Directive: Extract the lines that carry the string "JSON" from the listing.

Exercise material:
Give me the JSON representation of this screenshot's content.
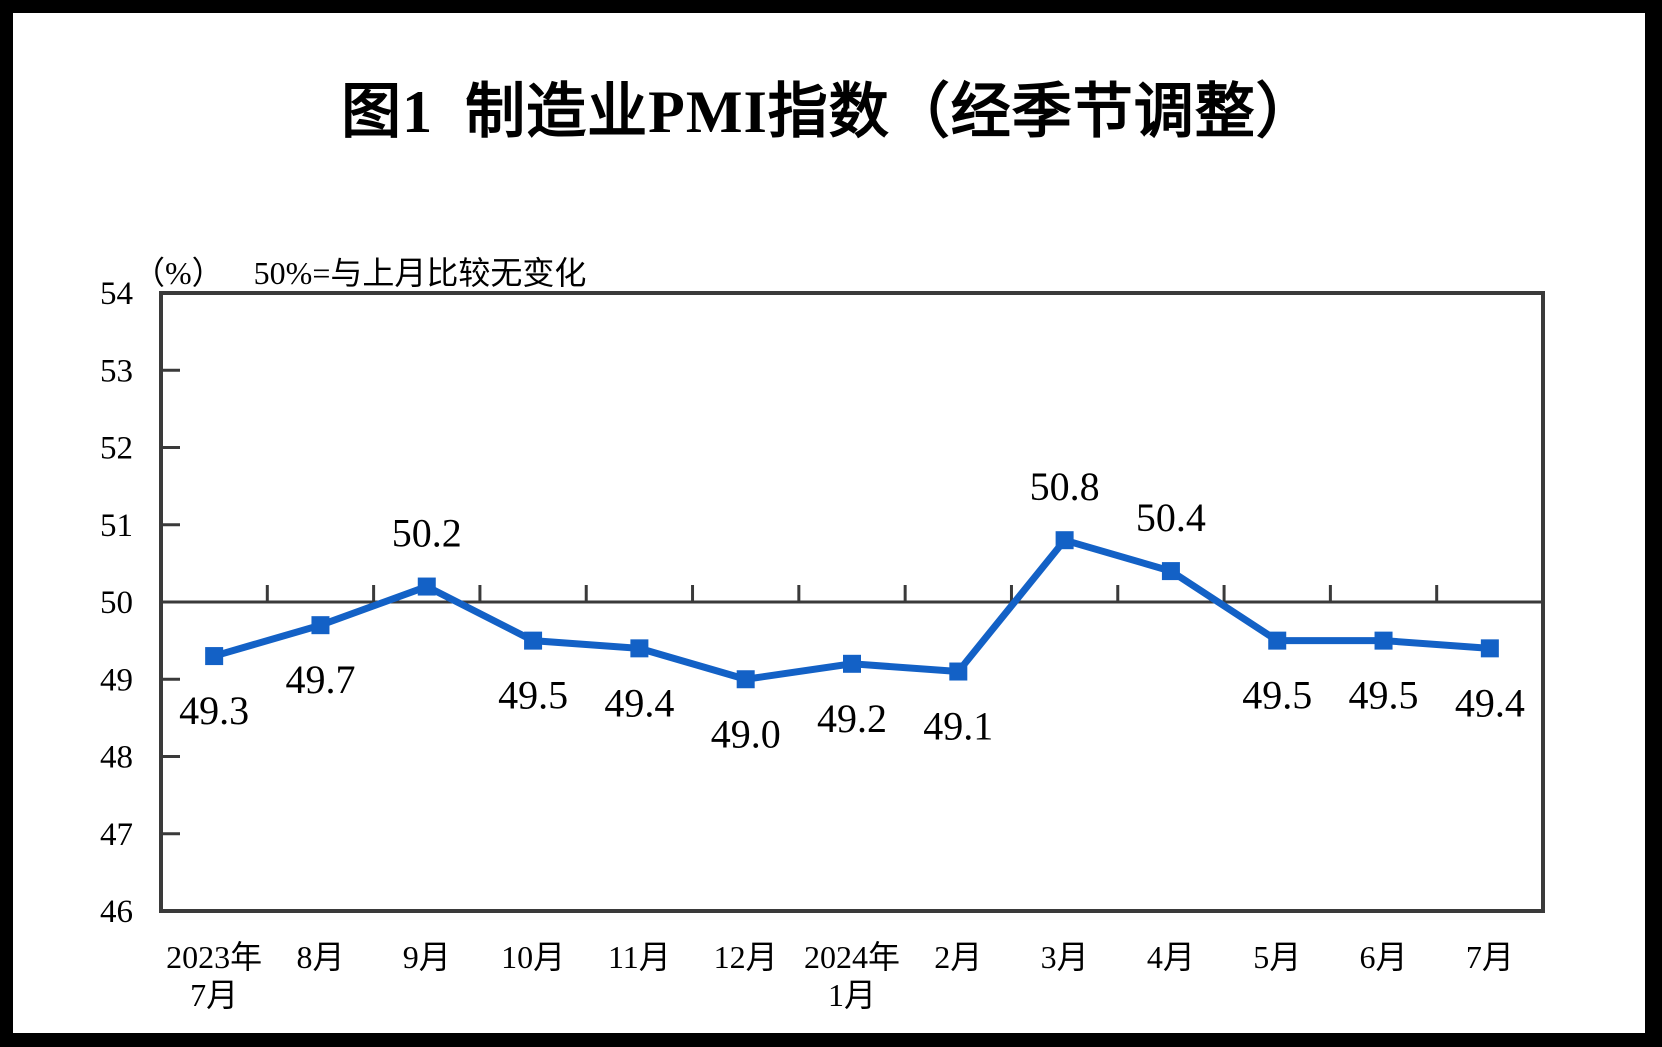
{
  "header": {
    "title": "图1  制造业PMI指数（经季节调整）",
    "unit": "（%）",
    "note": "50%=与上月比较无变化"
  },
  "chart_data": {
    "type": "line",
    "title": "图1 制造业PMI指数（经季节调整）",
    "unit_label": "（%）",
    "annotation": "50%=与上月比较无变化",
    "categories": [
      "2023年\n7月",
      "8月",
      "9月",
      "10月",
      "11月",
      "12月",
      "2024年\n1月",
      "2月",
      "3月",
      "4月",
      "5月",
      "6月",
      "7月"
    ],
    "series": [
      {
        "values": [
          49.3,
          49.7,
          50.2,
          49.5,
          49.4,
          49.0,
          49.2,
          49.1,
          50.8,
          50.4,
          49.5,
          49.5,
          49.4
        ],
        "point_labels": [
          "49.3",
          "49.7",
          "50.2",
          "49.5",
          "49.4",
          "49.0",
          "49.2",
          "49.1",
          "50.8",
          "50.4",
          "49.5",
          "49.5",
          "49.4"
        ],
        "marker": "square"
      }
    ],
    "ylim": [
      46,
      54
    ],
    "yticks": [
      46,
      47,
      48,
      49,
      50,
      51,
      52,
      53,
      54
    ],
    "reference_line": {
      "value": 50
    },
    "grid": false,
    "legend_position": "none",
    "colors": {
      "line": "#1361C6",
      "axis": "#3A3A3A",
      "text": "#000000",
      "background": "#FFFFFF",
      "frame": "#000000"
    }
  }
}
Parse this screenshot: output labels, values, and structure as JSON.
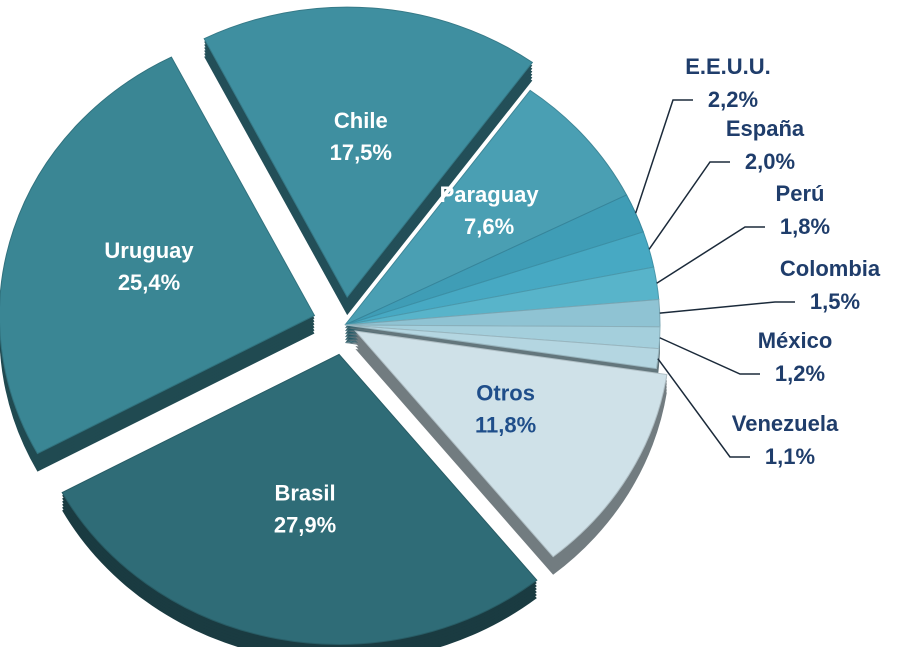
{
  "chart_data": {
    "type": "pie",
    "categories": [
      "Chile",
      "Paraguay",
      "E.E.U.U.",
      "España",
      "Perú",
      "Colombia",
      "México",
      "Venezuela",
      "Otros",
      "Brasil",
      "Uruguay"
    ],
    "values": [
      17.5,
      7.6,
      2.2,
      2.0,
      1.8,
      1.5,
      1.2,
      1.1,
      11.8,
      27.9,
      25.4
    ],
    "value_labels": [
      "17,5%",
      "7,6%",
      "2,2%",
      "2,0%",
      "1,8%",
      "1,5%",
      "1,2%",
      "1,1%",
      "11,8%",
      "27,9%",
      "25,4%"
    ],
    "colors": [
      "#3f8fa0",
      "#4a9fb3",
      "#3f9db6",
      "#47a9c3",
      "#58b4ca",
      "#8fc3d3",
      "#a4cfdc",
      "#b4d6e1",
      "#cfe1e8",
      "#2f6c77",
      "#3a8694"
    ]
  }
}
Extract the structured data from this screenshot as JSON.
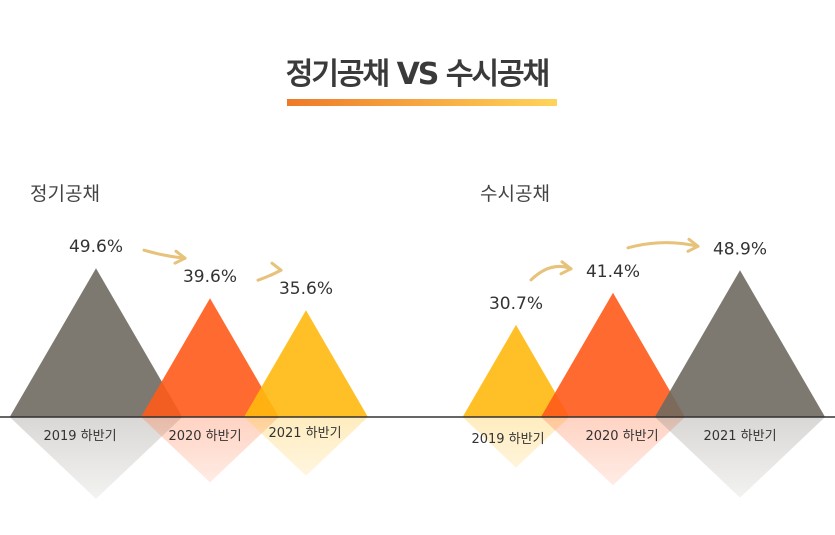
{
  "title": "정기공채 VS 수시공채",
  "colors": {
    "gray": "#6f6a60",
    "orange": "#ff5a1a",
    "yellow": "#ffb90f",
    "arrow": "#e6c27a",
    "underline_start": "#ee7a28",
    "underline_end": "#ffd45a"
  },
  "chart_data": [
    {
      "type": "triangle-bar",
      "title": "정기공채",
      "categories": [
        "2019 하반기",
        "2020 하반기",
        "2021 하반기"
      ],
      "values": [
        49.6,
        39.6,
        35.6
      ],
      "labels": [
        "49.6%",
        "39.6%",
        "35.6%"
      ],
      "colors": [
        "#6f6a60",
        "#ff5a1a",
        "#ffb90f"
      ]
    },
    {
      "type": "triangle-bar",
      "title": "수시공채",
      "categories": [
        "2019 하반기",
        "2020 하반기",
        "2021 하반기"
      ],
      "values": [
        30.7,
        41.4,
        48.9
      ],
      "labels": [
        "30.7%",
        "41.4%",
        "48.9%"
      ],
      "colors": [
        "#ffb90f",
        "#ff5a1a",
        "#6f6a60"
      ]
    }
  ]
}
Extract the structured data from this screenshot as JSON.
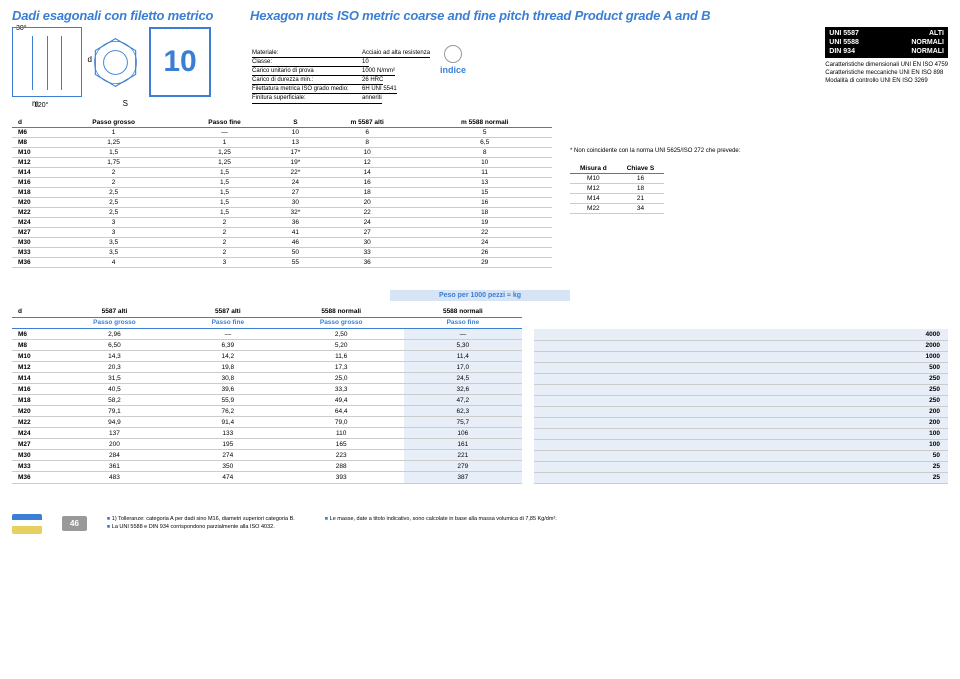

Solved exercise:
Give me the JSON representation of this screenshot's content.
Parse this screenshot: output labels, values, and structure as JSON.
Extract the structured data from this screenshot as JSON.
Extract the structured data from this screenshot as JSON.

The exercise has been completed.